DATA SUPPLIED.
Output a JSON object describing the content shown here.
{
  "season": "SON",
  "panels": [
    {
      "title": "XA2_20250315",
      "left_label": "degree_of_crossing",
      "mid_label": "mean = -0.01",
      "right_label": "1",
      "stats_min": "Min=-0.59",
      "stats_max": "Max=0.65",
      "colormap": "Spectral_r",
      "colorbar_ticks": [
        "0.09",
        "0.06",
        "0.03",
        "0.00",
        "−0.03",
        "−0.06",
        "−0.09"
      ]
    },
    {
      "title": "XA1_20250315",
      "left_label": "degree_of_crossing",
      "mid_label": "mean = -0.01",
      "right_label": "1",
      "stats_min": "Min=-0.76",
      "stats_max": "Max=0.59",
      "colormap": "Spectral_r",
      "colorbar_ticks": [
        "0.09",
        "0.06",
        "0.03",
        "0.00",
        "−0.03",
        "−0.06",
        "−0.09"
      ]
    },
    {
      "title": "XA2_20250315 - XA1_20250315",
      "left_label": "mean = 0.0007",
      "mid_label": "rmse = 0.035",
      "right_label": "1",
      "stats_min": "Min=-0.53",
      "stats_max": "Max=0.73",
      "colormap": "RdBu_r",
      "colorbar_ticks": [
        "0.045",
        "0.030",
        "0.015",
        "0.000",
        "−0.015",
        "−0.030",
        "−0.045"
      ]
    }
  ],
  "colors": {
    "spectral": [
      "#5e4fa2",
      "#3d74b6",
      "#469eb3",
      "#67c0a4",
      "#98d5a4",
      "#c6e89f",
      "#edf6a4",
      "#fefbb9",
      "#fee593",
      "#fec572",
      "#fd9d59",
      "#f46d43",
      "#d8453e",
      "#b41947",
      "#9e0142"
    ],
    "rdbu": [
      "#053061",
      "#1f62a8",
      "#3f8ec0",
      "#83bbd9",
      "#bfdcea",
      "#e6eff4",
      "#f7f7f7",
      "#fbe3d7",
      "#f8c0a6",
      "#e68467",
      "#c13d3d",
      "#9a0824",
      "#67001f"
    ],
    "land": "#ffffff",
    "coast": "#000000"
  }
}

GOAL. From the first line to the last, please quote the material above exactly.

ANSWER TO THIS TASK.
Output a JSON object describing the content shown here.
{
  "season": "SON",
  "panels": [
    {
      "title": "XA2_20250315",
      "left_label": "degree_of_crossing",
      "mid_label": "mean = -0.01",
      "right_label": "1",
      "stats_min": "Min=-0.59",
      "stats_max": "Max=0.65",
      "colormap": "Spectral_r",
      "colorbar_ticks": [
        "0.09",
        "0.06",
        "0.03",
        "0.00",
        "−0.03",
        "−0.06",
        "−0.09"
      ]
    },
    {
      "title": "XA1_20250315",
      "left_label": "degree_of_crossing",
      "mid_label": "mean = -0.01",
      "right_label": "1",
      "stats_min": "Min=-0.76",
      "stats_max": "Max=0.59",
      "colormap": "Spectral_r",
      "colorbar_ticks": [
        "0.09",
        "0.06",
        "0.03",
        "0.00",
        "−0.03",
        "−0.06",
        "−0.09"
      ]
    },
    {
      "title": "XA2_20250315 - XA1_20250315",
      "left_label": "mean = 0.0007",
      "mid_label": "rmse = 0.035",
      "right_label": "1",
      "stats_min": "Min=-0.53",
      "stats_max": "Max=0.73",
      "colormap": "RdBu_r",
      "colorbar_ticks": [
        "0.045",
        "0.030",
        "0.015",
        "0.000",
        "−0.015",
        "−0.030",
        "−0.045"
      ]
    }
  ],
  "colors": {
    "spectral": [
      "#5e4fa2",
      "#3d74b6",
      "#469eb3",
      "#67c0a4",
      "#98d5a4",
      "#c6e89f",
      "#edf6a4",
      "#fefbb9",
      "#fee593",
      "#fec572",
      "#fd9d59",
      "#f46d43",
      "#d8453e",
      "#b41947",
      "#9e0142"
    ],
    "rdbu": [
      "#053061",
      "#1f62a8",
      "#3f8ec0",
      "#83bbd9",
      "#bfdcea",
      "#e6eff4",
      "#f7f7f7",
      "#fbe3d7",
      "#f8c0a6",
      "#e68467",
      "#c13d3d",
      "#9a0824",
      "#67001f"
    ],
    "land": "#ffffff",
    "coast": "#000000"
  }
}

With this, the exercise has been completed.